Task objective — Extract every line from the records below that contains the word "Moving".
-- Data to process start --
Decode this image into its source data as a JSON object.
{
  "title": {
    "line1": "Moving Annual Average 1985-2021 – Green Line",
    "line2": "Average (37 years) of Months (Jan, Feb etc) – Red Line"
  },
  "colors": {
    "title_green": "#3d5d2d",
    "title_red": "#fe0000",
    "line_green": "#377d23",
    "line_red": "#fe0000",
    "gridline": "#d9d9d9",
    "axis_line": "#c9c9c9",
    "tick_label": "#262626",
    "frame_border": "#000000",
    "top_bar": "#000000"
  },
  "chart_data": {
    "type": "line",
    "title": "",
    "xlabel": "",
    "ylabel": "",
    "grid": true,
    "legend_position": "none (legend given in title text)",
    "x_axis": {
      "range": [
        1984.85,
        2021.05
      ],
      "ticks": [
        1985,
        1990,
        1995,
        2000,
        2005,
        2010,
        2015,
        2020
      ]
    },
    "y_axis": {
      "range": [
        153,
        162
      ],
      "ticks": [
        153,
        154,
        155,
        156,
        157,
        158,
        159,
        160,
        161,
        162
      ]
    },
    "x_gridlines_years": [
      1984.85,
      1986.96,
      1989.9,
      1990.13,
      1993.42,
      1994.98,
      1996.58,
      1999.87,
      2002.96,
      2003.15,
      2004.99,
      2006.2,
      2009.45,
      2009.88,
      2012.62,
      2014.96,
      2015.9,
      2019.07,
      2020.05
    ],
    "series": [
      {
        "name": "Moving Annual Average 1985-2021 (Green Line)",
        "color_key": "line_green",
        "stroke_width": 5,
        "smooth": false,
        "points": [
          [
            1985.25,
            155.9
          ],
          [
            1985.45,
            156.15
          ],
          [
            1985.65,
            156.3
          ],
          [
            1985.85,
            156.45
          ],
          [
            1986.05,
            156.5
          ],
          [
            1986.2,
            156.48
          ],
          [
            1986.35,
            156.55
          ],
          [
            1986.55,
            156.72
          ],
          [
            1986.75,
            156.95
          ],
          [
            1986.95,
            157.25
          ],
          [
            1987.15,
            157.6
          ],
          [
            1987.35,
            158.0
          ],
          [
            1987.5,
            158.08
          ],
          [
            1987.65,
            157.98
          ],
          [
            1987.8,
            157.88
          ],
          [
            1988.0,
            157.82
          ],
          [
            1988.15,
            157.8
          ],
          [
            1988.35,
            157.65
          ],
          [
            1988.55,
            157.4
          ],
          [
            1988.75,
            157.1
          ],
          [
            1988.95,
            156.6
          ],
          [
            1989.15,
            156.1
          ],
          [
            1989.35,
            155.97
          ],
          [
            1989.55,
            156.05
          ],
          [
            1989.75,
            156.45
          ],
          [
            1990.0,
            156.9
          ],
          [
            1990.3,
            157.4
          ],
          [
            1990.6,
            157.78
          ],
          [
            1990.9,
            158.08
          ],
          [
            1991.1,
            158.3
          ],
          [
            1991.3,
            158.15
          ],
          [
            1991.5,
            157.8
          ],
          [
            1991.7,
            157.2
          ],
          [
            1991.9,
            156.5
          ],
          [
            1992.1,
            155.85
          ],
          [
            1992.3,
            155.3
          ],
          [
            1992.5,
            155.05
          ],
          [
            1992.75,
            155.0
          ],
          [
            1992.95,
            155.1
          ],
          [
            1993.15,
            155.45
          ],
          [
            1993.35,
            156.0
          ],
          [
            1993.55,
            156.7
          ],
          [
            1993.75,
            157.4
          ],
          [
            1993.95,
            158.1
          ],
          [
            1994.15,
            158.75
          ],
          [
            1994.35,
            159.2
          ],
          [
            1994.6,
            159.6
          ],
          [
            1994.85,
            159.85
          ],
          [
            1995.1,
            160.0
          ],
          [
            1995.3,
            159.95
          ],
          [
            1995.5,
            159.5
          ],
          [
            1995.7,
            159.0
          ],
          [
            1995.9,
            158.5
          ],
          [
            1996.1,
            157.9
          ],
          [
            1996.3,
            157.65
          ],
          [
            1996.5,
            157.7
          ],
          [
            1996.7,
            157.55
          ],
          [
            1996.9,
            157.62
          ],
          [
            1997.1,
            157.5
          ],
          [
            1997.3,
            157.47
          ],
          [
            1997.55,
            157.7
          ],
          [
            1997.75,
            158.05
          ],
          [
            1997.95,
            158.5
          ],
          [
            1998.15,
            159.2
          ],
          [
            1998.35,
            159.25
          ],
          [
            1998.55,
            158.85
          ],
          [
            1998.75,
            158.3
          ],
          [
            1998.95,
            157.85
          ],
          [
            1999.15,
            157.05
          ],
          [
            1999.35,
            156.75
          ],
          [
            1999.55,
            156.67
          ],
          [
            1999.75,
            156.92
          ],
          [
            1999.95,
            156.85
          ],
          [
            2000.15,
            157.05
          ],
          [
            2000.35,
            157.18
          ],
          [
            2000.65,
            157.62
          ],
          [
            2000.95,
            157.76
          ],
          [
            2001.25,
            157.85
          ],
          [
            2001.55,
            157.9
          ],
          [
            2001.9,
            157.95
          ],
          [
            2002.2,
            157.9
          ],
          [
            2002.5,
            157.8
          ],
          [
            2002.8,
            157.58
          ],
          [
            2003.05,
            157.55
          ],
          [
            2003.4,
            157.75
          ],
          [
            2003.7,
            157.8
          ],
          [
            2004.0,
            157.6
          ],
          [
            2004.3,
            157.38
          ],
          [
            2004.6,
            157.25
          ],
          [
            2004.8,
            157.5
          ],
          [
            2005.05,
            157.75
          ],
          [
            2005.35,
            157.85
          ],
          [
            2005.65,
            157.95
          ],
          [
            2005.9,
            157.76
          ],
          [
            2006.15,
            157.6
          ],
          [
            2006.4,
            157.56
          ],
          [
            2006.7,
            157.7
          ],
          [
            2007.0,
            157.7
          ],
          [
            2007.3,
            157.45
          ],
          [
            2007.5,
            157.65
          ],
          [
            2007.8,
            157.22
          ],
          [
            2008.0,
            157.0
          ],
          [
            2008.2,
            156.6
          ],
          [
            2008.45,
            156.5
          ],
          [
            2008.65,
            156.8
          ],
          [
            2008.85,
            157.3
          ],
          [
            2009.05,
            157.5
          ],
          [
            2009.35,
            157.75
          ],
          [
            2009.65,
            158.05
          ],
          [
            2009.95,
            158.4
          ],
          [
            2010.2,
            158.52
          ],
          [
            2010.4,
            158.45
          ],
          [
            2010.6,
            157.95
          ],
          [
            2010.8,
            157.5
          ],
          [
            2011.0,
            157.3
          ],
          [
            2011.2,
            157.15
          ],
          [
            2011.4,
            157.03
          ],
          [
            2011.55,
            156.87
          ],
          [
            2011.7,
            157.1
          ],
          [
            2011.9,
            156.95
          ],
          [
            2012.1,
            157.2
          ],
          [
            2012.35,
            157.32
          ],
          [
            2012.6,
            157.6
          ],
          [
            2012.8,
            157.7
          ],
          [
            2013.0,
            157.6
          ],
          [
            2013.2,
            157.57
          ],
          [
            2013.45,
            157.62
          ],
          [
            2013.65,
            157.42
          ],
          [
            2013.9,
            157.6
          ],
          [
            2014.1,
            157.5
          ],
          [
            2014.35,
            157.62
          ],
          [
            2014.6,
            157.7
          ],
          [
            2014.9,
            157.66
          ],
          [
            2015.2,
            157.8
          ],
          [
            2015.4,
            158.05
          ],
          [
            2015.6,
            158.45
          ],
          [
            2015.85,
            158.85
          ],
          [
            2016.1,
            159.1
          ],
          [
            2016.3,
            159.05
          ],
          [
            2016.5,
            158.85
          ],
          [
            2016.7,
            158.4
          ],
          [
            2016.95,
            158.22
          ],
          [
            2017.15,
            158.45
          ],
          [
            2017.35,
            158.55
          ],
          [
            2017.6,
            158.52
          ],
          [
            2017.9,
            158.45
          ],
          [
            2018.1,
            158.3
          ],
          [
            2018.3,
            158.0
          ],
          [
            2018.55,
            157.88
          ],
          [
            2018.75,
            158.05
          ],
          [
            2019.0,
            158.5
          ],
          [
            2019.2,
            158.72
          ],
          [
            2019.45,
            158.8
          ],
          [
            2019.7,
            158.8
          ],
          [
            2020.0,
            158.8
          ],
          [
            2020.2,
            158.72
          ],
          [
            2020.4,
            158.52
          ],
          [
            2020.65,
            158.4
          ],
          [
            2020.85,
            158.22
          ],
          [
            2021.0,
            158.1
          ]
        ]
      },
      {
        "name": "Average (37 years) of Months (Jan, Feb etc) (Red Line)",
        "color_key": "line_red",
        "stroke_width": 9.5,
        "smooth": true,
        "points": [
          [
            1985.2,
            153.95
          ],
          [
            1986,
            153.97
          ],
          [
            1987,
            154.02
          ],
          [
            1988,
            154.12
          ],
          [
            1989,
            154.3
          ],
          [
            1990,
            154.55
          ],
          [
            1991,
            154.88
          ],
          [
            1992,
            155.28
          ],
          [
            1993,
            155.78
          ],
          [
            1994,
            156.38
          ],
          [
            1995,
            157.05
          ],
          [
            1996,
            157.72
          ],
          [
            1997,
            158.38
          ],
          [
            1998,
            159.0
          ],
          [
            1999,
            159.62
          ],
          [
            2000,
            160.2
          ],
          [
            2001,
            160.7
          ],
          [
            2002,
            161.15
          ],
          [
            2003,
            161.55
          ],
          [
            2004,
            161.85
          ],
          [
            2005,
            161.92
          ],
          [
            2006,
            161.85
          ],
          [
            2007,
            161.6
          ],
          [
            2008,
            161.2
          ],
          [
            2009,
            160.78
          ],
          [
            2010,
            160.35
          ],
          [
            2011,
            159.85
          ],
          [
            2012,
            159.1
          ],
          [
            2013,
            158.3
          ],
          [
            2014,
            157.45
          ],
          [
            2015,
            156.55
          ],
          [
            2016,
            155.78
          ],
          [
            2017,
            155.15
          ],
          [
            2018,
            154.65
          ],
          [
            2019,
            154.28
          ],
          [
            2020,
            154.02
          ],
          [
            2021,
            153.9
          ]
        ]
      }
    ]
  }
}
-- Data to process end --
Result of the task —
    "line1": "Moving Annual Average 1985-2021 – Green Line",
        "name": "Moving Annual Average 1985-2021 (Green Line)",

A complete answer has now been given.